■ **Data excerpts**
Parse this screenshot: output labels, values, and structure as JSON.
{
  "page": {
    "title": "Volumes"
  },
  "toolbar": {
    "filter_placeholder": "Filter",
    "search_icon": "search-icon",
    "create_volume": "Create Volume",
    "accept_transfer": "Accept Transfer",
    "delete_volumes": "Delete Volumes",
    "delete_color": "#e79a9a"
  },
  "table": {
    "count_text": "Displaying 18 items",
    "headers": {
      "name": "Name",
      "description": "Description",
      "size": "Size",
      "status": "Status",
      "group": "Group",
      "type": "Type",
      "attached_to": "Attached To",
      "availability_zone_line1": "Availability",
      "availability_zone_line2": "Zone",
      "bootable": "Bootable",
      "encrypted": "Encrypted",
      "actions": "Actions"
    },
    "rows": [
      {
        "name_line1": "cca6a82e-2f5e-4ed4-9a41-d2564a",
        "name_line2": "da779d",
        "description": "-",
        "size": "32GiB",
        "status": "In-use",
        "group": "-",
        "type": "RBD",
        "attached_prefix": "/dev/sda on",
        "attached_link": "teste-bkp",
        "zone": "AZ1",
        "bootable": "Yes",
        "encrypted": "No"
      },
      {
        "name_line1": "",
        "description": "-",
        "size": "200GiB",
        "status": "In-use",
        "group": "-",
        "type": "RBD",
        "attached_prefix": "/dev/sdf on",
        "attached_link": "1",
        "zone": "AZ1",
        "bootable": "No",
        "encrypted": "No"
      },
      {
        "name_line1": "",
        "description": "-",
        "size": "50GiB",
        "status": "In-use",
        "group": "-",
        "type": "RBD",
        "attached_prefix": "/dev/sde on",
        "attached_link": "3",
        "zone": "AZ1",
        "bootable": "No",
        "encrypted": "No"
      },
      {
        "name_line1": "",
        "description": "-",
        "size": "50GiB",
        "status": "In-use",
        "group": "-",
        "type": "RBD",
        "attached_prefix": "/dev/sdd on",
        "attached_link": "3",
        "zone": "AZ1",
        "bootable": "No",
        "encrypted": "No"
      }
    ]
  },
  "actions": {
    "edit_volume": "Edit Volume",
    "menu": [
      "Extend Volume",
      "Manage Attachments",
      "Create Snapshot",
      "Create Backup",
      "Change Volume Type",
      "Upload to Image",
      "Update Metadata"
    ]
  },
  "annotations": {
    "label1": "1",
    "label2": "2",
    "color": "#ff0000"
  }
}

■ **Directive**
Look over the records above and copy each line that includes the string "Create".

■ **Answer to the task**
    "create_volume": "Create Volume",
      "Create Snapshot",
      "Create Backup",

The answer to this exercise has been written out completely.